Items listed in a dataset
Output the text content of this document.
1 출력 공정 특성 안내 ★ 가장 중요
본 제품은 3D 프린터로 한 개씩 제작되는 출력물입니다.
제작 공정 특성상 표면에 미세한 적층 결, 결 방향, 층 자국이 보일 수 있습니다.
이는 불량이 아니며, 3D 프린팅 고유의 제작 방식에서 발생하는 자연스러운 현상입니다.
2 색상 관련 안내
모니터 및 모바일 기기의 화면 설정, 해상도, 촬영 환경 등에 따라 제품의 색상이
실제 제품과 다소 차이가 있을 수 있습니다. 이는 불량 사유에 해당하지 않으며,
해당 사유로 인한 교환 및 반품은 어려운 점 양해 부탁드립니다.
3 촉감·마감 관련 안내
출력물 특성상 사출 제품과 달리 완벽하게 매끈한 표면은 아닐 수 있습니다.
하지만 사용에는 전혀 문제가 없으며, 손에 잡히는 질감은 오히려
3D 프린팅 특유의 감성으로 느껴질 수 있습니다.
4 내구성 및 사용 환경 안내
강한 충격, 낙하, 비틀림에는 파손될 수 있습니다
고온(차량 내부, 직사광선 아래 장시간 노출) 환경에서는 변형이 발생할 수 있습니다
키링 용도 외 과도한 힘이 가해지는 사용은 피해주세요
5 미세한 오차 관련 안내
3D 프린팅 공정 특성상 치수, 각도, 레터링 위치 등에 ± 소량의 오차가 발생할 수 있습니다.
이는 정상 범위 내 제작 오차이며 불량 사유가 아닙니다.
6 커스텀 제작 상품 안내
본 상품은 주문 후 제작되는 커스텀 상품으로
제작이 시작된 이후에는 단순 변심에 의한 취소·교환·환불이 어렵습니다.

**GIVEN REQUEST:** The records are above. How many lines in them contain the word "있습니다"? Give the number alone.

**RESULT:** 7